(Entries from a dataset)
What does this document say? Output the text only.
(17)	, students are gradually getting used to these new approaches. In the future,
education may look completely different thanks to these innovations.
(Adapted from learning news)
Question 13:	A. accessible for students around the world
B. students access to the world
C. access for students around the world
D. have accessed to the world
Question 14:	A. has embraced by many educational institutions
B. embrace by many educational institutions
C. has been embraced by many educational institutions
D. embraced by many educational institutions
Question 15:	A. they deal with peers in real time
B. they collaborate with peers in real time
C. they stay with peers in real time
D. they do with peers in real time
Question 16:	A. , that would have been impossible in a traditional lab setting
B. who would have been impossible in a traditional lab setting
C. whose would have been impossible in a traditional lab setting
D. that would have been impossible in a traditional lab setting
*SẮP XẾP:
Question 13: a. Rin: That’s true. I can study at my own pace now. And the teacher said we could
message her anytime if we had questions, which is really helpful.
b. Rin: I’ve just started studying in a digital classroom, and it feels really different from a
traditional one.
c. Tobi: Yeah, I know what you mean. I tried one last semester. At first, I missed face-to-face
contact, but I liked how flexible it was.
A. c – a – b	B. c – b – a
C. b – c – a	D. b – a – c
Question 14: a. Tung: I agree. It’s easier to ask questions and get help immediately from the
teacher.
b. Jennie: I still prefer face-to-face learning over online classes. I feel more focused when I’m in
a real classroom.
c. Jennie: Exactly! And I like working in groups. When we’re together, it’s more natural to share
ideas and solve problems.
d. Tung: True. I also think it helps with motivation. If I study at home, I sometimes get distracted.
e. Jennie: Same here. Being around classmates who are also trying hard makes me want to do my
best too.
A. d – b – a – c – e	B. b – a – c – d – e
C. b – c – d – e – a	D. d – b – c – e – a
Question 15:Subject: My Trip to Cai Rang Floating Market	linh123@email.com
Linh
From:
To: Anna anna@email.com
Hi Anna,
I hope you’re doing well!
--
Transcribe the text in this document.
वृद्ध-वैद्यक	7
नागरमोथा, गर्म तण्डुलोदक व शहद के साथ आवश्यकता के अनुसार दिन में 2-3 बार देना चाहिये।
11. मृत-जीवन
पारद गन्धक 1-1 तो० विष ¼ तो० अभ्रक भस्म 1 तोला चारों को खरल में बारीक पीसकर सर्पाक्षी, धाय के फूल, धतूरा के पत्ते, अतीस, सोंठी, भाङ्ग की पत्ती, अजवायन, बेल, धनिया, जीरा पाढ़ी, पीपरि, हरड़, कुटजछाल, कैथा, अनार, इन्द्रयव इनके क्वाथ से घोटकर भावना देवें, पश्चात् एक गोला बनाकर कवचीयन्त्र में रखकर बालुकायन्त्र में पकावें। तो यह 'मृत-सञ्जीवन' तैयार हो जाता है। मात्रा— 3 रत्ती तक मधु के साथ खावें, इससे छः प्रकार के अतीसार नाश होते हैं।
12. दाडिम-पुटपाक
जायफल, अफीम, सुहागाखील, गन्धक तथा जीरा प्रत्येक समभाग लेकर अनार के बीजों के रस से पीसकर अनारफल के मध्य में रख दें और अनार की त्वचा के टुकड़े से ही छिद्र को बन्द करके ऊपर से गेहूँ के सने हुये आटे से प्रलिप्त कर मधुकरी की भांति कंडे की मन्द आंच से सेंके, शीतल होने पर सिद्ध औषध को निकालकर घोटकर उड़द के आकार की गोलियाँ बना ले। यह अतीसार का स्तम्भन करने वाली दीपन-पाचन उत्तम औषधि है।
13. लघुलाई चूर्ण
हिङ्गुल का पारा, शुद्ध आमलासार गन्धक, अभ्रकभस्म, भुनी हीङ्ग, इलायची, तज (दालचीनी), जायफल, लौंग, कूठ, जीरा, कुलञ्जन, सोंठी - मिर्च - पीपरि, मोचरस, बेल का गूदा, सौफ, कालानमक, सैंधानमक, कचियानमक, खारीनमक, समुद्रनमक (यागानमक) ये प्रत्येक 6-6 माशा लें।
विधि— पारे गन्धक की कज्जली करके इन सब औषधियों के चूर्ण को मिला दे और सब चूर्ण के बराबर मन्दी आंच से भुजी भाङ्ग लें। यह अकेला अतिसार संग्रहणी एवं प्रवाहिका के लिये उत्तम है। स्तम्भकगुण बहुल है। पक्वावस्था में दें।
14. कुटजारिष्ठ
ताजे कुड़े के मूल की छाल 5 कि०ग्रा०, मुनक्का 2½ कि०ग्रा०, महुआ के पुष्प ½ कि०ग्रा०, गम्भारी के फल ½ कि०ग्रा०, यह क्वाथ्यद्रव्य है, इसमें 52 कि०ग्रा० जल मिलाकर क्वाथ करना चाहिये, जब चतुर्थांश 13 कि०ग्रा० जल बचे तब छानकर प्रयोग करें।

- WORK TO DO:
Look through the material above. Copy each line where the word "institutions" appears.

- WRITTEN REPLY:
Question 14:	A. has embraced by many educational institutions
B. embrace by many educational institutions
C. has been embraced by many educational institutions
D. embraced by many educational institutions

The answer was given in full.